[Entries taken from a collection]
######
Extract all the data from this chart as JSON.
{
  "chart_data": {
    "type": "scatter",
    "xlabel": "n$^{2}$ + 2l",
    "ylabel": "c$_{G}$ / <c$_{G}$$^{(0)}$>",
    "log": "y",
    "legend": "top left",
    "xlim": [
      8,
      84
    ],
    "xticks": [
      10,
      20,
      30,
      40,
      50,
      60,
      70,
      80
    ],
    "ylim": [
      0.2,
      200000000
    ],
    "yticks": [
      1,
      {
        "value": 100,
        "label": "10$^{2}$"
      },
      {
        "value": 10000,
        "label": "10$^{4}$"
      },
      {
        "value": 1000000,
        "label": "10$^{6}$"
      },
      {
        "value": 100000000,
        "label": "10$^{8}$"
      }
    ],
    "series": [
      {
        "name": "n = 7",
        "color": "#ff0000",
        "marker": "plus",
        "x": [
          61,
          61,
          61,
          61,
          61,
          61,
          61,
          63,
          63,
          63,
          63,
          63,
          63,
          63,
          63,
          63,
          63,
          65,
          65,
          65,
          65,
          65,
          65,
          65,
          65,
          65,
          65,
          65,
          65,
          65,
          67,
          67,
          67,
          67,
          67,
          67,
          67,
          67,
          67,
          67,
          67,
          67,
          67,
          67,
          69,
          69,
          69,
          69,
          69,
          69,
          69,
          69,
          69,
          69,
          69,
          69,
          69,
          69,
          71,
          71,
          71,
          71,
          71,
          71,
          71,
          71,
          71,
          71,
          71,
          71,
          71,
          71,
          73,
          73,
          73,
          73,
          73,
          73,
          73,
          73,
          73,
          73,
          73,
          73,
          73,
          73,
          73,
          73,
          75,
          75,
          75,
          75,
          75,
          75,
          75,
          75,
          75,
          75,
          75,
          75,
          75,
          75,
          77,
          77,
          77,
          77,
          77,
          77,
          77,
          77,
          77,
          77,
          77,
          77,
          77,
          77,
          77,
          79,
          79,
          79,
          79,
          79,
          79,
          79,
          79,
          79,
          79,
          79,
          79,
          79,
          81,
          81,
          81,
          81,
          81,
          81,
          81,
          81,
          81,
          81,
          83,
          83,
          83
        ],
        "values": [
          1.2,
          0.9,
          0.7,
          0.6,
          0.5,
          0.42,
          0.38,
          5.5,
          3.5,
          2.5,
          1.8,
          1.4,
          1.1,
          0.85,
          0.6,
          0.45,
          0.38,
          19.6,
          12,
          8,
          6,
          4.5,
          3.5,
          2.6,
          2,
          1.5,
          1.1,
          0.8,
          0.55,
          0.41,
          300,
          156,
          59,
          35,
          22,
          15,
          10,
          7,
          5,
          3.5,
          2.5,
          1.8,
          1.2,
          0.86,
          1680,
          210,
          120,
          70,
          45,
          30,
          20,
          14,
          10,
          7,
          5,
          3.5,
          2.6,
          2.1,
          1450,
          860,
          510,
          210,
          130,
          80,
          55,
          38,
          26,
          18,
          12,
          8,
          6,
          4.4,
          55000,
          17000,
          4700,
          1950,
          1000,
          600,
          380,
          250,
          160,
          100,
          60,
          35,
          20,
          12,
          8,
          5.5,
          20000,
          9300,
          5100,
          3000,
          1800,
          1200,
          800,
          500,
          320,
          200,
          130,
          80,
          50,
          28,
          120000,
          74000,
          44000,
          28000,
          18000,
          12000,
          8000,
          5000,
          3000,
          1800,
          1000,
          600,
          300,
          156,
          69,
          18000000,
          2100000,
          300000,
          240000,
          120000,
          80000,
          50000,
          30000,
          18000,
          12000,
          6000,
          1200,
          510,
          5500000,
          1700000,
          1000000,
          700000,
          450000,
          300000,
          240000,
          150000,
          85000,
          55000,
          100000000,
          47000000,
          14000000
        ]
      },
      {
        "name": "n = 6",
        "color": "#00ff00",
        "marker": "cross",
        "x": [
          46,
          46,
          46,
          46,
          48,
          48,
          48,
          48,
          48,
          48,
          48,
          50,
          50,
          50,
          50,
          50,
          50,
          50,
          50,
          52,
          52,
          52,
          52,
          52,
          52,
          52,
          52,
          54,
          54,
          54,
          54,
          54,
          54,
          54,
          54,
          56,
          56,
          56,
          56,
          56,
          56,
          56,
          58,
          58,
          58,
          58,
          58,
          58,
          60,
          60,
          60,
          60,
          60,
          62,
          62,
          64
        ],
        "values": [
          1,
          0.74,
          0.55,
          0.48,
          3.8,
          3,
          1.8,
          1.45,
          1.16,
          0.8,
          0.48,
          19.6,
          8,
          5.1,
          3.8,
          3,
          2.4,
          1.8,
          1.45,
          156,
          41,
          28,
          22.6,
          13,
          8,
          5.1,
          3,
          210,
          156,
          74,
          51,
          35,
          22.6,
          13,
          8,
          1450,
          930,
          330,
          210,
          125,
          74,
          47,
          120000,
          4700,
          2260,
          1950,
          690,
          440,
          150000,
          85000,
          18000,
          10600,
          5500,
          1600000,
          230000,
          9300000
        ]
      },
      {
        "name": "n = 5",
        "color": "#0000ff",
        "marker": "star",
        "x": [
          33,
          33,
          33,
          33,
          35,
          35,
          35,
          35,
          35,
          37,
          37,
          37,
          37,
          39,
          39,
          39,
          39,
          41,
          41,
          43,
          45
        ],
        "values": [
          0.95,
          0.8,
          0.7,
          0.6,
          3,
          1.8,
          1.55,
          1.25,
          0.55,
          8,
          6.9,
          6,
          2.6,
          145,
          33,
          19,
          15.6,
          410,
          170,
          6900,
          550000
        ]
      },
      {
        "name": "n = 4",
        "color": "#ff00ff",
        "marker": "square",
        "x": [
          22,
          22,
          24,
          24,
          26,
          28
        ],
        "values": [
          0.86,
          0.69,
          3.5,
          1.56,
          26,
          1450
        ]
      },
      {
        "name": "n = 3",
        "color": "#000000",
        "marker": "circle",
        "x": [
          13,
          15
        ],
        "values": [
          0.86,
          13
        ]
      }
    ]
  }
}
######
*Problem details*: Please list every line of the records that contains "color".

*Task output*:
        "color": "#ff0000",
        "color": "#00ff00",
        "color": "#0000ff",
        "color": "#ff00ff",
        "color": "#000000",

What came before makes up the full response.